Job:
Would you repeat the listing exactly but omit every picture?
---------- Information shown ----------
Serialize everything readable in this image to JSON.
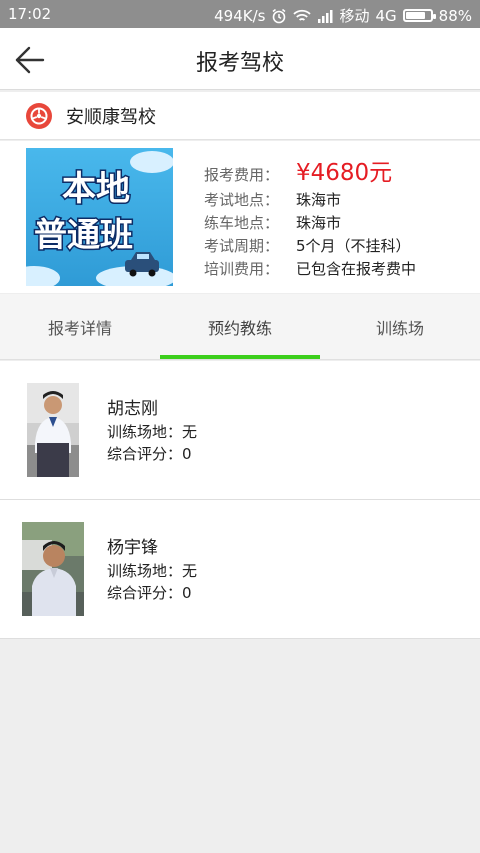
{
  "status_bar": {
    "time": "17:02",
    "speed": "494K/s",
    "carrier": "移动",
    "network": "4G",
    "battery": "88%",
    "battery_level": 0.88
  },
  "header": {
    "title": "报考驾校",
    "back_icon": "arrow-left-icon"
  },
  "school": {
    "name": "安顺康驾校",
    "logo_icon": "driving-school-logo-icon",
    "logo_color": "#e8473b"
  },
  "promo_banner": {
    "line1": "本地",
    "line2": "普通班"
  },
  "info": {
    "price_label": "报考费用：",
    "price_value": "¥4680元",
    "exam_location_label": "考试地点：",
    "exam_location_value": "珠海市",
    "practice_location_label": "练车地点：",
    "practice_location_value": "珠海市",
    "exam_cycle_label": "考试周期：",
    "exam_cycle_value": "5个月（不挂科）",
    "training_fee_label": "培训费用：",
    "training_fee_value": "已包含在报考费中",
    "price_color": "#e51c23"
  },
  "tabs": [
    {
      "label": "报考详情",
      "active": false
    },
    {
      "label": "预约教练",
      "active": true
    },
    {
      "label": "训练场",
      "active": false
    }
  ],
  "tab_indicator_color": "#3ccf1b",
  "coaches": [
    {
      "name": "胡志刚",
      "venue": "训练场地：无",
      "rating": "综合评分：0"
    },
    {
      "name": "杨宇锋",
      "venue": "训练场地：无",
      "rating": "综合评分：0"
    }
  ]
}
----------
Exercise result:
Serialize everything readable in this image to JSON.
{
  "status_bar": {
    "time": "17:02",
    "speed": "494K/s",
    "carrier": "移动",
    "network": "4G",
    "battery": "88%",
    "battery_level": 0.88
  },
  "header": {
    "title": "报考驾校",
    "back_icon": "arrow-left-icon"
  },
  "school": {
    "name": "安顺康驾校",
    "logo_icon": "driving-school-logo-icon",
    "logo_color": "#e8473b"
  },
  "promo_banner": {
    "line1": "本地",
    "line2": "普通班"
  },
  "info": {
    "price_label": "报考费用：",
    "price_value": "¥4680元",
    "exam_location_label": "考试地点：",
    "exam_location_value": "珠海市",
    "practice_location_label": "练车地点：",
    "practice_location_value": "珠海市",
    "exam_cycle_label": "考试周期：",
    "exam_cycle_value": "5个月（不挂科）",
    "training_fee_label": "培训费用：",
    "training_fee_value": "已包含在报考费中",
    "price_color": "#e51c23"
  },
  "tabs": [
    {
      "label": "报考详情",
      "active": false
    },
    {
      "label": "预约教练",
      "active": true
    },
    {
      "label": "训练场",
      "active": false
    }
  ],
  "tab_indicator_color": "#3ccf1b",
  "coaches": [
    {
      "name": "胡志刚",
      "venue": "训练场地：无",
      "rating": "综合评分：0"
    },
    {
      "name": "杨宇锋",
      "venue": "训练场地：无",
      "rating": "综合评分：0"
    }
  ]
}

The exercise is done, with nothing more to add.